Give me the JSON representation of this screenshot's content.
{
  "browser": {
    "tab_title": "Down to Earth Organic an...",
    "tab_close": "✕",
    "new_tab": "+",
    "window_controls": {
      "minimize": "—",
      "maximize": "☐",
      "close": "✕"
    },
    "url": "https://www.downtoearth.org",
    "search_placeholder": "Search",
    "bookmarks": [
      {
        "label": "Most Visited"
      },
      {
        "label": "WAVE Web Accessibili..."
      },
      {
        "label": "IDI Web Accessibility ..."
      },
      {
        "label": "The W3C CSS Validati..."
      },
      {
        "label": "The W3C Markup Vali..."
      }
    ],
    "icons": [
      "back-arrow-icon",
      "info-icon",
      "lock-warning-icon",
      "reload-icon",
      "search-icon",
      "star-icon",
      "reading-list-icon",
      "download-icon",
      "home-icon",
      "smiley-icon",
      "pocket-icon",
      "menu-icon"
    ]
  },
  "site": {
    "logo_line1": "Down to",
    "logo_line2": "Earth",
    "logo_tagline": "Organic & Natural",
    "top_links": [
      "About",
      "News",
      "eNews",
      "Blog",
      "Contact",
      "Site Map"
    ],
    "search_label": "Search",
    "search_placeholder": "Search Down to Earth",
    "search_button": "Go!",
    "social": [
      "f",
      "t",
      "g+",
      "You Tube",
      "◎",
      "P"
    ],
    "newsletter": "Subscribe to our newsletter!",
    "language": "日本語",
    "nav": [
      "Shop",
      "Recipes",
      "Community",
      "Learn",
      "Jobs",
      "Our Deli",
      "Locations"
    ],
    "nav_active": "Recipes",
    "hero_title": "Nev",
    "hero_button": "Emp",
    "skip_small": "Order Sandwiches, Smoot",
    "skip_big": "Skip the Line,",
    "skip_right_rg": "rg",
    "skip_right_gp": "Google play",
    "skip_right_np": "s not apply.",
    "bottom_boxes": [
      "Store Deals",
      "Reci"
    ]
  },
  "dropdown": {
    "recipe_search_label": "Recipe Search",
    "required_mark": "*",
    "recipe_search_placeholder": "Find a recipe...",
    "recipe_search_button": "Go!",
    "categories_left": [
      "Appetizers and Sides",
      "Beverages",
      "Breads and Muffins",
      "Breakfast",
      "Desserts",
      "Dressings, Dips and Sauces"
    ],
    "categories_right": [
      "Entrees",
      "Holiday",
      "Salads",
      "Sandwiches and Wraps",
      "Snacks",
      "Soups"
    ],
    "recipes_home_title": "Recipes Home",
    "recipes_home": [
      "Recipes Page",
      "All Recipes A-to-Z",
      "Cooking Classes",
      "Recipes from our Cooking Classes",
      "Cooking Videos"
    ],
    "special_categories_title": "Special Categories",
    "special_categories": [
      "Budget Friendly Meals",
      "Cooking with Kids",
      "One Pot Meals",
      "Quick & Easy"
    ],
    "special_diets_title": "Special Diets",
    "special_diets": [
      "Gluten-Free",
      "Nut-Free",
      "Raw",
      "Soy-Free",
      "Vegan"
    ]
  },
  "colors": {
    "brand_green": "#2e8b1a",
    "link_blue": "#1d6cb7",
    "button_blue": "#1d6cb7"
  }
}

---*---

Requirement: Report every line containing the word "Organic" from the listing above.

Written answer:
    "tab_title": "Down to Earth Organic an...",
    "logo_tagline": "Organic & Natural",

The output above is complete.